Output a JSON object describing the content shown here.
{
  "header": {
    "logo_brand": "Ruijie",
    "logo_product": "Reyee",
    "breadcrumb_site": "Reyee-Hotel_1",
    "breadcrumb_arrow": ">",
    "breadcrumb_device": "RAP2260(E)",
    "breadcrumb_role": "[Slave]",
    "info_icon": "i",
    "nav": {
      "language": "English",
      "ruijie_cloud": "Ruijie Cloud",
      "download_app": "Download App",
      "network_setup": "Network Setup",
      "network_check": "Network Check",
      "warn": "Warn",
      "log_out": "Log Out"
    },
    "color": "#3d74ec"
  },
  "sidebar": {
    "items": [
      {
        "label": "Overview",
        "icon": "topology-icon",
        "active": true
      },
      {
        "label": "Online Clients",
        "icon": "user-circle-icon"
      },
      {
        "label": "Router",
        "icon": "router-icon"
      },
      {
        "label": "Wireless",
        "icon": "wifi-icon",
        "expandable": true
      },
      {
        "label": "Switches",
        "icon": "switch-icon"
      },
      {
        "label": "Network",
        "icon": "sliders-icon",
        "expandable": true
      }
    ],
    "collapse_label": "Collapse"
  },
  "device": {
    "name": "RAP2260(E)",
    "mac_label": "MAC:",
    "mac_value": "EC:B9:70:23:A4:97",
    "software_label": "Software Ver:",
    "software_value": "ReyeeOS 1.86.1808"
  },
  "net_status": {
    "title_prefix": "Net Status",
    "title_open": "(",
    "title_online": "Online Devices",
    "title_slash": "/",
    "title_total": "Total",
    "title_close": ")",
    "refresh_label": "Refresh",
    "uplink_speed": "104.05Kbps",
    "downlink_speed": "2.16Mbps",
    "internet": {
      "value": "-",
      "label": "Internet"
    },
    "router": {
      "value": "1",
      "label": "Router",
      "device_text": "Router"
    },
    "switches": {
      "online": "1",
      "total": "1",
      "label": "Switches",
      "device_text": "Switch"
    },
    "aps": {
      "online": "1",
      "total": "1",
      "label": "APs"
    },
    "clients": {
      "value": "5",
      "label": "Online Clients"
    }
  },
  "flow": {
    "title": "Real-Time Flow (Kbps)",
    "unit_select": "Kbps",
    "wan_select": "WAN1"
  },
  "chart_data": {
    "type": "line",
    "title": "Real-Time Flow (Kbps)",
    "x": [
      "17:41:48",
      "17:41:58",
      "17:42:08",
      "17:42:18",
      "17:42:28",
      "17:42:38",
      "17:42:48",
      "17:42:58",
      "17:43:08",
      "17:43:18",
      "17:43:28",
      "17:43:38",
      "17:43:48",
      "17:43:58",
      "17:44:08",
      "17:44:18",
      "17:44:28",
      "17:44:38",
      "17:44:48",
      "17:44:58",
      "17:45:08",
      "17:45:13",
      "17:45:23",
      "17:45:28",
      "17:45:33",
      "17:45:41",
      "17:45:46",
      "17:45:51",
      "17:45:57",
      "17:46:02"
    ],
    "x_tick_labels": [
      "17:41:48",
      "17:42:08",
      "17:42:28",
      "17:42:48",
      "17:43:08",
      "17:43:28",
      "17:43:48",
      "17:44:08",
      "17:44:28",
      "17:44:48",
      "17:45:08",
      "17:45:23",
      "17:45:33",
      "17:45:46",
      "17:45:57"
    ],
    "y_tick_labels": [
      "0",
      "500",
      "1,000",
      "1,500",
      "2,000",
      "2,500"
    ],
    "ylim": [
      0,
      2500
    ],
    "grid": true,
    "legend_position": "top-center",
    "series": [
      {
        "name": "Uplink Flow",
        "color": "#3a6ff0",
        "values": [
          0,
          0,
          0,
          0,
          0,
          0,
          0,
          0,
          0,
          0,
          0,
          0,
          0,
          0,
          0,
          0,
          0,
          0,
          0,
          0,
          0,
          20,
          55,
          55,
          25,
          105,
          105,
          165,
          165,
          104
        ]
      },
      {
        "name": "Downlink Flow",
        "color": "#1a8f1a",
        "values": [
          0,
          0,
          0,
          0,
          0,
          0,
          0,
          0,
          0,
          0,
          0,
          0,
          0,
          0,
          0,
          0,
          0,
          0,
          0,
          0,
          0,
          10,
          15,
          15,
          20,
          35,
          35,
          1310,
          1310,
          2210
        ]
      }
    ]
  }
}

_Given request_
Transcribe every record above exactly as it appears.

_Response to the exercise_
Output a JSON object describing the content shown here.
{
  "header": {
    "logo_brand": "Ruijie",
    "logo_product": "Reyee",
    "breadcrumb_site": "Reyee-Hotel_1",
    "breadcrumb_arrow": ">",
    "breadcrumb_device": "RAP2260(E)",
    "breadcrumb_role": "[Slave]",
    "info_icon": "i",
    "nav": {
      "language": "English",
      "ruijie_cloud": "Ruijie Cloud",
      "download_app": "Download App",
      "network_setup": "Network Setup",
      "network_check": "Network Check",
      "warn": "Warn",
      "log_out": "Log Out"
    },
    "color": "#3d74ec"
  },
  "sidebar": {
    "items": [
      {
        "label": "Overview",
        "icon": "topology-icon",
        "active": true
      },
      {
        "label": "Online Clients",
        "icon": "user-circle-icon"
      },
      {
        "label": "Router",
        "icon": "router-icon"
      },
      {
        "label": "Wireless",
        "icon": "wifi-icon",
        "expandable": true
      },
      {
        "label": "Switches",
        "icon": "switch-icon"
      },
      {
        "label": "Network",
        "icon": "sliders-icon",
        "expandable": true
      }
    ],
    "collapse_label": "Collapse"
  },
  "device": {
    "name": "RAP2260(E)",
    "mac_label": "MAC:",
    "mac_value": "EC:B9:70:23:A4:97",
    "software_label": "Software Ver:",
    "software_value": "ReyeeOS 1.86.1808"
  },
  "net_status": {
    "title_prefix": "Net Status",
    "title_open": "(",
    "title_online": "Online Devices",
    "title_slash": "/",
    "title_total": "Total",
    "title_close": ")",
    "refresh_label": "Refresh",
    "uplink_speed": "104.05Kbps",
    "downlink_speed": "2.16Mbps",
    "internet": {
      "value": "-",
      "label": "Internet"
    },
    "router": {
      "value": "1",
      "label": "Router",
      "device_text": "Router"
    },
    "switches": {
      "online": "1",
      "total": "1",
      "label": "Switches",
      "device_text": "Switch"
    },
    "aps": {
      "online": "1",
      "total": "1",
      "label": "APs"
    },
    "clients": {
      "value": "5",
      "label": "Online Clients"
    }
  },
  "flow": {
    "title": "Real-Time Flow (Kbps)",
    "unit_select": "Kbps",
    "wan_select": "WAN1"
  },
  "chart_data": {
    "type": "line",
    "title": "Real-Time Flow (Kbps)",
    "x": [
      "17:41:48",
      "17:41:58",
      "17:42:08",
      "17:42:18",
      "17:42:28",
      "17:42:38",
      "17:42:48",
      "17:42:58",
      "17:43:08",
      "17:43:18",
      "17:43:28",
      "17:43:38",
      "17:43:48",
      "17:43:58",
      "17:44:08",
      "17:44:18",
      "17:44:28",
      "17:44:38",
      "17:44:48",
      "17:44:58",
      "17:45:08",
      "17:45:13",
      "17:45:23",
      "17:45:28",
      "17:45:33",
      "17:45:41",
      "17:45:46",
      "17:45:51",
      "17:45:57",
      "17:46:02"
    ],
    "x_tick_labels": [
      "17:41:48",
      "17:42:08",
      "17:42:28",
      "17:42:48",
      "17:43:08",
      "17:43:28",
      "17:43:48",
      "17:44:08",
      "17:44:28",
      "17:44:48",
      "17:45:08",
      "17:45:23",
      "17:45:33",
      "17:45:46",
      "17:45:57"
    ],
    "y_tick_labels": [
      "0",
      "500",
      "1,000",
      "1,500",
      "2,000",
      "2,500"
    ],
    "ylim": [
      0,
      2500
    ],
    "grid": true,
    "legend_position": "top-center",
    "series": [
      {
        "name": "Uplink Flow",
        "color": "#3a6ff0",
        "values": [
          0,
          0,
          0,
          0,
          0,
          0,
          0,
          0,
          0,
          0,
          0,
          0,
          0,
          0,
          0,
          0,
          0,
          0,
          0,
          0,
          0,
          20,
          55,
          55,
          25,
          105,
          105,
          165,
          165,
          104
        ]
      },
      {
        "name": "Downlink Flow",
        "color": "#1a8f1a",
        "values": [
          0,
          0,
          0,
          0,
          0,
          0,
          0,
          0,
          0,
          0,
          0,
          0,
          0,
          0,
          0,
          0,
          0,
          0,
          0,
          0,
          0,
          10,
          15,
          15,
          20,
          35,
          35,
          1310,
          1310,
          2210
        ]
      }
    ]
  }
}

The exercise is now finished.